*Problem:* The entries are to be returned exactly, with images left out.

*Records for the task:*
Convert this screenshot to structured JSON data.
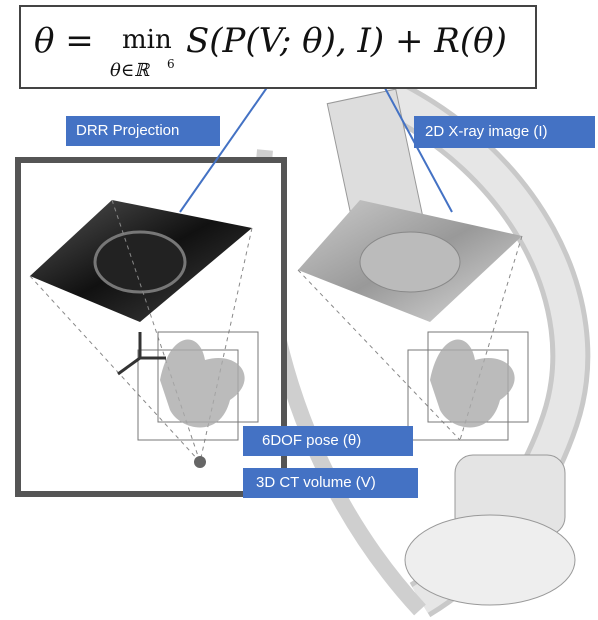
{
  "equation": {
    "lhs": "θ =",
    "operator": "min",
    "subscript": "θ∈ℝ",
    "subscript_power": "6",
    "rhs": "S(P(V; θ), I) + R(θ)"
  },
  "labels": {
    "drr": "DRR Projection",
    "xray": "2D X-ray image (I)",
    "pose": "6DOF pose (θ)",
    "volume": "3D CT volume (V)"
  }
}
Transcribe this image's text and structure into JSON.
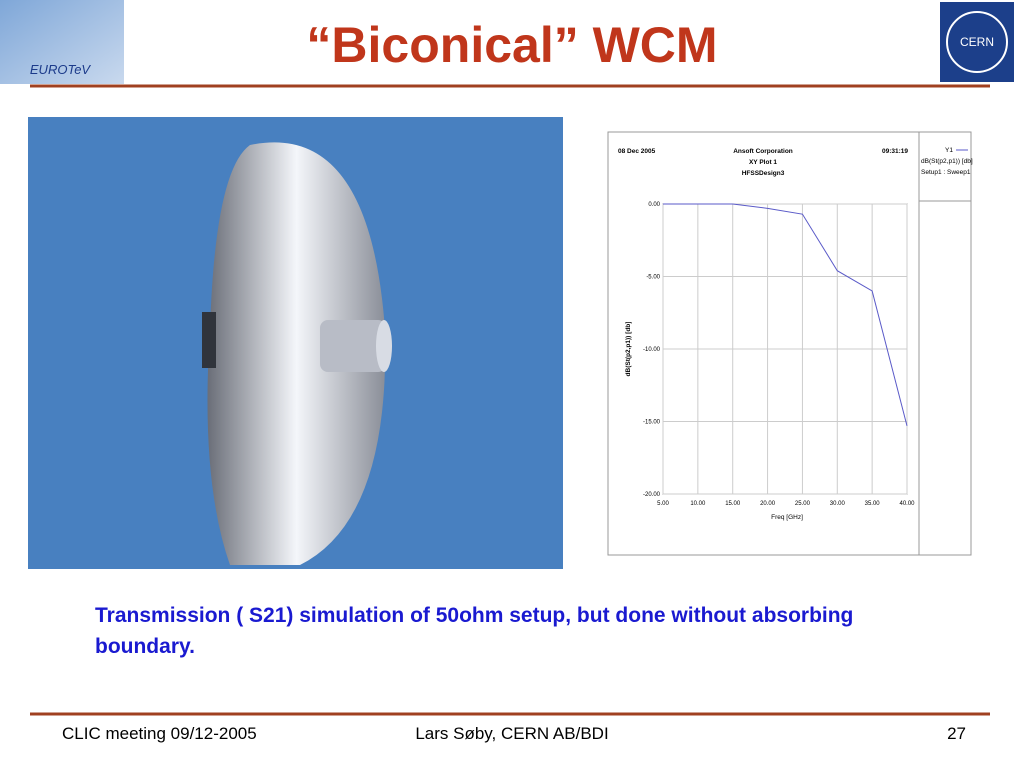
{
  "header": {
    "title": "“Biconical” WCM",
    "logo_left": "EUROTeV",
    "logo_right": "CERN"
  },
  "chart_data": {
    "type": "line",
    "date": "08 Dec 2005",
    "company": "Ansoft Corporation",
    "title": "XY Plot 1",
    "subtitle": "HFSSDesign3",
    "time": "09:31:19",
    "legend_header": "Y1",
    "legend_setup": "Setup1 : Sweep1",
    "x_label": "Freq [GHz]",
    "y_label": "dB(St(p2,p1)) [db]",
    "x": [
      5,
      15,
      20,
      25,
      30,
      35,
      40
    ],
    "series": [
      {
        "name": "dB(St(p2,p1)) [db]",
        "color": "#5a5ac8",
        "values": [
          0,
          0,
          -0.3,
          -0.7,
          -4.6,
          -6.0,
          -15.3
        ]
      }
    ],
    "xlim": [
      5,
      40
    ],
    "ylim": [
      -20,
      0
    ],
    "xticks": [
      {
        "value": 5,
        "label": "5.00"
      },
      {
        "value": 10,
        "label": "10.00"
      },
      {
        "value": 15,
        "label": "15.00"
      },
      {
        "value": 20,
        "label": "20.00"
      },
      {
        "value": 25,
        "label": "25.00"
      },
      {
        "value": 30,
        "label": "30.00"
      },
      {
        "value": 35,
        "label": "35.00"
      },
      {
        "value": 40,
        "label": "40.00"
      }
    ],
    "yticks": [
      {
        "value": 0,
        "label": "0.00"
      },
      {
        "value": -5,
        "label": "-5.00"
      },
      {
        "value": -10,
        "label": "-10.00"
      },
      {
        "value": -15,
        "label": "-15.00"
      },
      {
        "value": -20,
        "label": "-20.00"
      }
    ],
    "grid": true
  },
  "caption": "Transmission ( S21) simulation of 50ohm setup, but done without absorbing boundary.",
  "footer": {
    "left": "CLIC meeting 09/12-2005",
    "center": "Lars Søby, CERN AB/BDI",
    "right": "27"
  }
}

*Task response:*
Convert this screenshot to structured JSON data.
{
  "equation": {
    "lhs": "θ =",
    "operator": "min",
    "subscript": "θ∈ℝ",
    "subscript_power": "6",
    "rhs": "S(P(V; θ), I) + R(θ)"
  },
  "labels": {
    "drr": "DRR Projection",
    "xray": "2D X-ray image (I)",
    "pose": "6DOF pose (θ)",
    "volume": "3D CT volume (V)"
  }
}
Transcribe this image's text and structure into JSON.
{
  "header": {
    "title": "“Biconical” WCM",
    "logo_left": "EUROTeV",
    "logo_right": "CERN"
  },
  "chart_data": {
    "type": "line",
    "date": "08 Dec 2005",
    "company": "Ansoft Corporation",
    "title": "XY Plot 1",
    "subtitle": "HFSSDesign3",
    "time": "09:31:19",
    "legend_header": "Y1",
    "legend_setup": "Setup1 : Sweep1",
    "x_label": "Freq [GHz]",
    "y_label": "dB(St(p2,p1)) [db]",
    "x": [
      5,
      15,
      20,
      25,
      30,
      35,
      40
    ],
    "series": [
      {
        "name": "dB(St(p2,p1)) [db]",
        "color": "#5a5ac8",
        "values": [
          0,
          0,
          -0.3,
          -0.7,
          -4.6,
          -6.0,
          -15.3
        ]
      }
    ],
    "xlim": [
      5,
      40
    ],
    "ylim": [
      -20,
      0
    ],
    "xticks": [
      {
        "value": 5,
        "label": "5.00"
      },
      {
        "value": 10,
        "label": "10.00"
      },
      {
        "value": 15,
        "label": "15.00"
      },
      {
        "value": 20,
        "label": "20.00"
      },
      {
        "value": 25,
        "label": "25.00"
      },
      {
        "value": 30,
        "label": "30.00"
      },
      {
        "value": 35,
        "label": "35.00"
      },
      {
        "value": 40,
        "label": "40.00"
      }
    ],
    "yticks": [
      {
        "value": 0,
        "label": "0.00"
      },
      {
        "value": -5,
        "label": "-5.00"
      },
      {
        "value": -10,
        "label": "-10.00"
      },
      {
        "value": -15,
        "label": "-15.00"
      },
      {
        "value": -20,
        "label": "-20.00"
      }
    ],
    "grid": true
  },
  "caption": "Transmission ( S21) simulation of 50ohm setup, but done without absorbing boundary.",
  "footer": {
    "left": "CLIC meeting 09/12-2005",
    "center": "Lars Søby, CERN AB/BDI",
    "right": "27"
  }
}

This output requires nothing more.